**Perintah 1:**
Ringkaslah kutipan teks di bawah ini dalam dua kalimat.

Suatu hari, Yu dan ketiga sahabat dekatnya sedang main taruhan foto mana yang terbaik. Dalam taruhan itu Yu kalah dan harus berjalan di muka umum mengenakan pakaian perempuan. Lalu, Yu harus mencium salah satu perempuan di tempat umum itu. Pucuk dicinta ulam pun tiba, setelah lama pencarian Maria pesanan ibunya, Yu yang berubah nama menjadi Nona Scorpion, akhirnya bertemu Yoko yang hendak bertengkar dengan gangster suruhan Koike. Di sanalah, Yu membantu Yoko. Moment menjadi Maria pun terlihat jelas, ketika Yoko diberi kerudung (sepertinya ini diada-ada) dan dia merunduk dengan kondisi tangan berdoa seperti umat Kristiani. Yu dan Yoko melawan gangster dan mereka menang. Yu juga diminta mencium Yoko. Keanehan terjadi karena dari ribuan foto celana dalam yang dia hasilkan, tak ada satu pun yang membuatnya terangsang atau kelaminnya berdiri. Namun, setelah bertemu Yoko, hal itu terjadi.
Moment itu membuat Yoko jatuh cinta pada Scorpion. Naas, suatu hari, Kaori yang jadi ibu angkat Yoko datang ke rumah kontrakan Tetsu. Yu kaget karena ayahnya akan menikah dengan Kaori, melepaskan jabatan pendetanya, dan yang paling menampar, dia akan jadi kakak untuk Yoko. Cinta yang tak saling bertemu di banyak sisi. Di sisi lain, Koike yang jadi murid baru di sekolah Yu dan Yoko berpura-pura menjadi Nona Scorpion. Yoko pun menganggap dirinya lesbi. Koike pun sering menginap di rumah Tetsu di mana Yoko dan Kaori juga tinggal, mereka melakukan hubungan lesbi di kamar samping Yu.

**Perintah 2:**
Perbarui entri mulai dari baris yang memuat "Patent image size: (472, 698)." dan berakhir pada baris yang memuat "The light diffusing", dengan mengganti "side elevation" menjadi "side view" tanpa mengubah bagian lainnya. Tuliskan hanya baris-baris tersebut.

**Bahan tugas:**
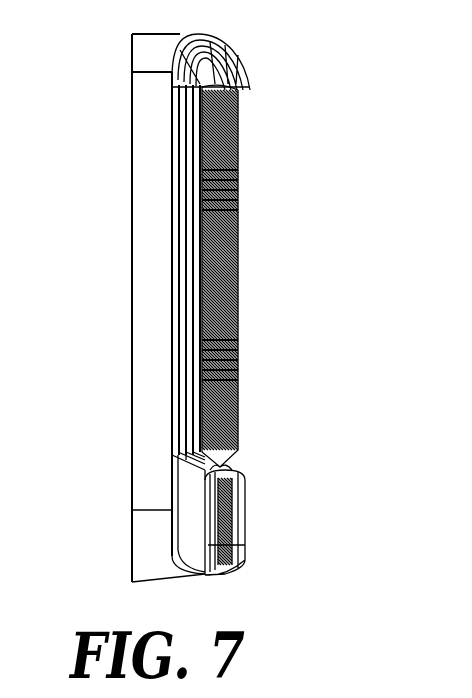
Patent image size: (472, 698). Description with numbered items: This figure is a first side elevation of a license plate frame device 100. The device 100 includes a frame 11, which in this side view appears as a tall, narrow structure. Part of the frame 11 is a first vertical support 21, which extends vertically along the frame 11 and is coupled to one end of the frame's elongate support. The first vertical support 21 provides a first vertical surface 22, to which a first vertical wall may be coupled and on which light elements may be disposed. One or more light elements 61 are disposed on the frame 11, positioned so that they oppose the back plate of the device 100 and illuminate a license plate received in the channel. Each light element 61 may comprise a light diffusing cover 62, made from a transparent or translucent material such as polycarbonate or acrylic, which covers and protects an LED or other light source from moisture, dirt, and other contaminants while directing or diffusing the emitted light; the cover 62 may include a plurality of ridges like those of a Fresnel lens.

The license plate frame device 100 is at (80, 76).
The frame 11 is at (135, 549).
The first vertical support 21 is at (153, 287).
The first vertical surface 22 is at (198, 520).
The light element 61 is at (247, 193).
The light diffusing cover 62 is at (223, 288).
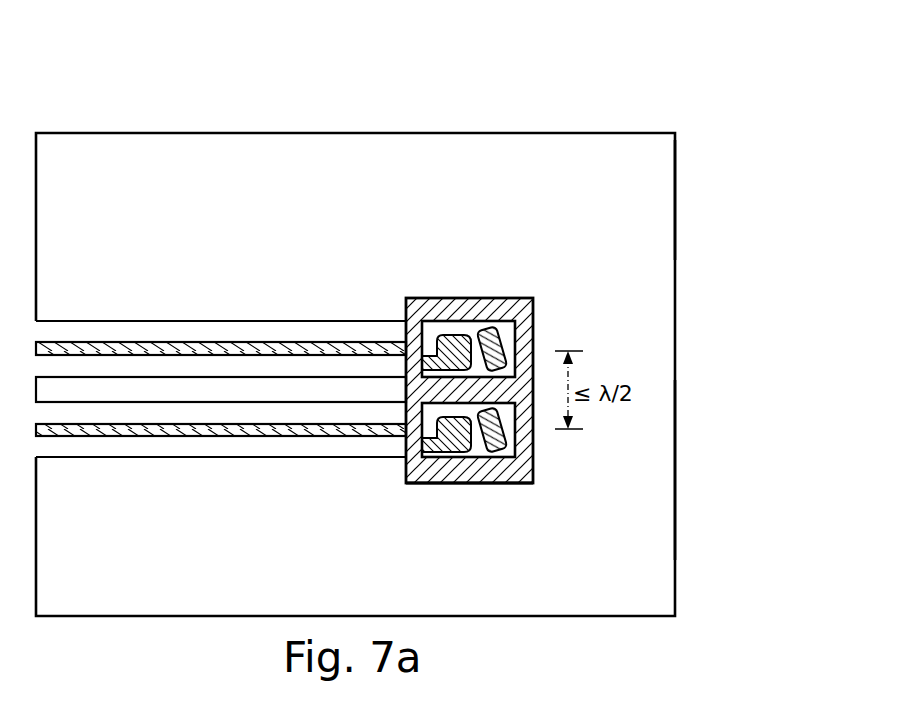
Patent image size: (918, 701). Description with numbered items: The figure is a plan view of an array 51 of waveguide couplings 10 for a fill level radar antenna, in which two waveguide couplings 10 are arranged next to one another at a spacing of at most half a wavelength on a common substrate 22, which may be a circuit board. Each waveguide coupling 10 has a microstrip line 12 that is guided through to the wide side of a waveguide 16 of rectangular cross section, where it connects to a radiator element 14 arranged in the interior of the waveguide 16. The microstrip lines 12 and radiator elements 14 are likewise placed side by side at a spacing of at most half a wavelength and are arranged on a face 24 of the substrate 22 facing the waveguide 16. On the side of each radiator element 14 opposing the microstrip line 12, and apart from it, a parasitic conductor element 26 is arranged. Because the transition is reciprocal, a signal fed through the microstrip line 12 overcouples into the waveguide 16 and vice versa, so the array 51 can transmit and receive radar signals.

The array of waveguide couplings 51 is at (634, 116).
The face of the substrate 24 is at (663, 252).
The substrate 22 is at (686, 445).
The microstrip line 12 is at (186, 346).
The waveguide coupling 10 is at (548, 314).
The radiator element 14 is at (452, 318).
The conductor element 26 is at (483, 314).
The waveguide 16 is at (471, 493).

==

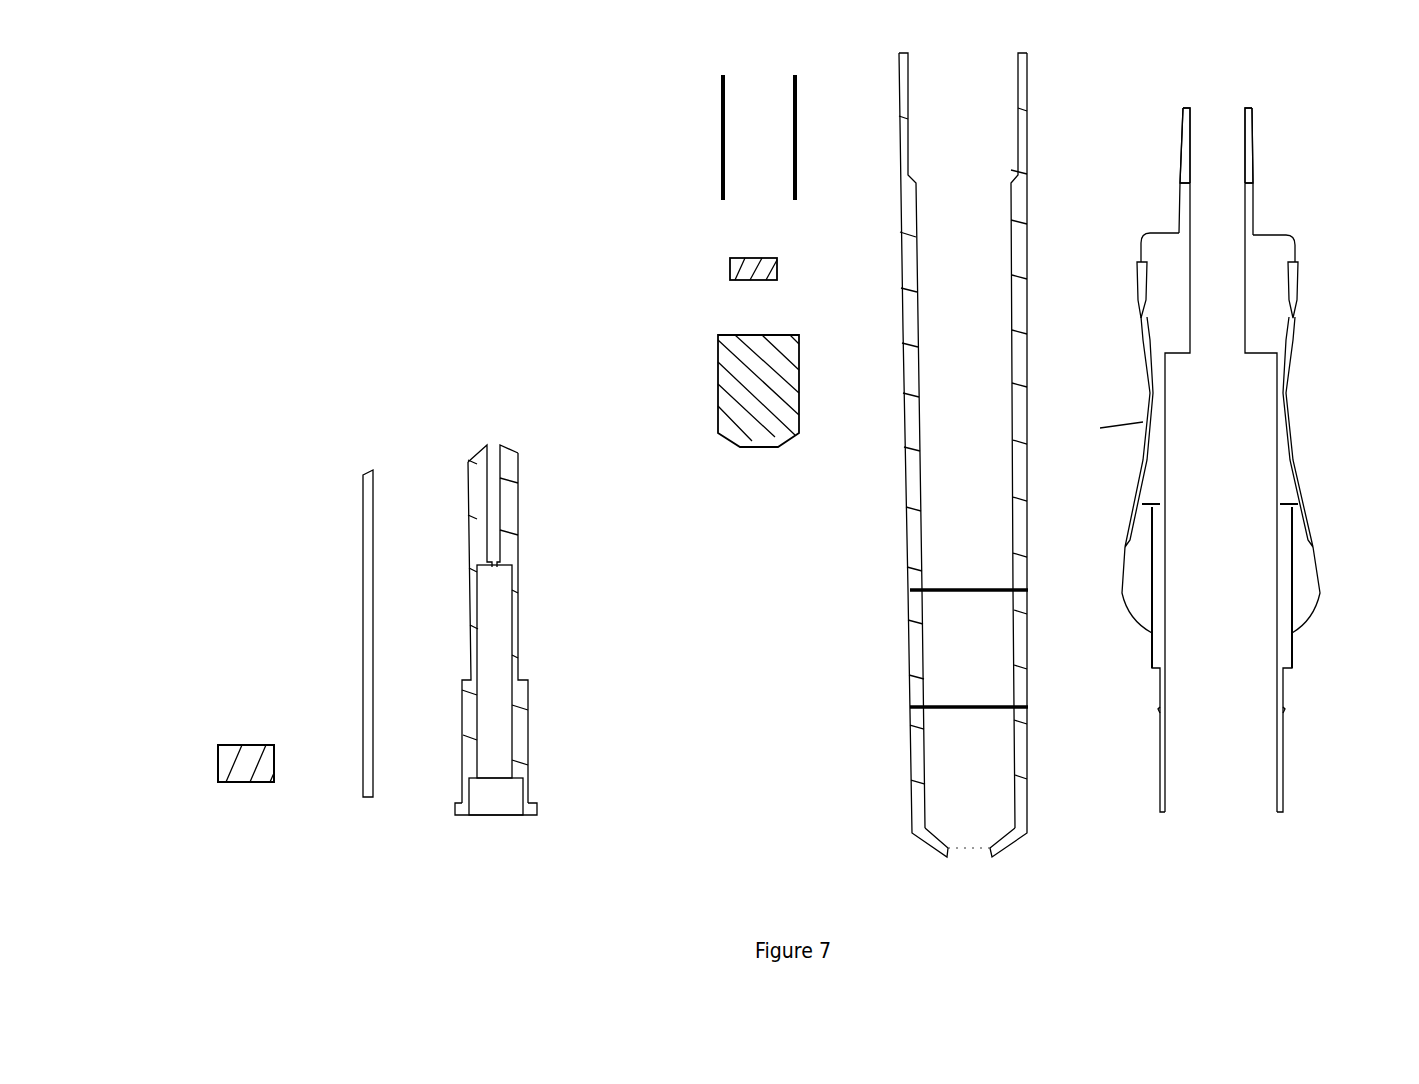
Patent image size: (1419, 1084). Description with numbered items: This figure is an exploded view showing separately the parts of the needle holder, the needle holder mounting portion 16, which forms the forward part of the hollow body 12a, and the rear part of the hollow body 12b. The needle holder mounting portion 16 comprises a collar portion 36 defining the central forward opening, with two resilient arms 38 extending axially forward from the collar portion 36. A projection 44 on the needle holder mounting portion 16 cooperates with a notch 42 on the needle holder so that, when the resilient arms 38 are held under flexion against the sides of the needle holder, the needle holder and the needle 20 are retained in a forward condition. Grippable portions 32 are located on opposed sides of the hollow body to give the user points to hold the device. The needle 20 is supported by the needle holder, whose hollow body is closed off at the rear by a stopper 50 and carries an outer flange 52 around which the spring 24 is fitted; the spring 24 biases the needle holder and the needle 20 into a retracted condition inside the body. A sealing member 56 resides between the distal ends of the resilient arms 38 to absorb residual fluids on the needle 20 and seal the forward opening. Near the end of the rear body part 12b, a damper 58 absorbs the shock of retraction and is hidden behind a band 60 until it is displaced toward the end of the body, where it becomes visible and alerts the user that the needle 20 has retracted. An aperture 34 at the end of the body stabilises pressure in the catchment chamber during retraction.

**Penyelesaian 1:**
Setelah kalah taruhan foto dan harus tampil di muka umum berpakaian perempuan sebagai Nona Scorpion, Yu bertemu Yoko, membantunya melawan gangster suruhan Koike, dan Yoko pun jatuh cinta pada Scorpion. Namun, ayah Yu akan menikah dengan Kaori, ibu angkat Yoko, sehingga Yu akan menjadi kakak Yoko, sementara Koike berpura-pura menjadi Nona Scorpion dan menjalin hubungan lesbi dengan Yoko.

**Penyelesaian 2:**
Patent image size: (472, 698). Description with numbered items: This figure is a first side view of a license plate frame device 100. The device 100 includes a frame 11, which in this side view appears as a tall, narrow structure. Part of the frame 11 is a first vertical support 21, which extends vertically along the frame 11 and is coupled to one end of the frame's elongate support. The first vertical support 21 provides a first vertical surface 22, to which a first vertical wall may be coupled and on which light elements may be disposed. One or more light elements 61 are disposed on the frame 11, positioned so that they oppose the back plate of the device 100 and illuminate a license plate received in the channel. Each light element 61 may comprise a light diffusing cover 62, made from a transparent or translucent material such as polycarbonate or acrylic, which covers and protects an LED or other light source from moisture, dirt, and other contaminants while directing or diffusing the emitted light; the cover 62 may include a plurality of ridges like those of a Fresnel lens.

The license plate frame device 100 is at (80, 76).
The frame 11 is at (135, 549).
The first vertical support 21 is at (153, 287).
The first vertical surface 22 is at (198, 520).
The light element 61 is at (247, 193).
The light diffusing cover 62 is at (223, 288).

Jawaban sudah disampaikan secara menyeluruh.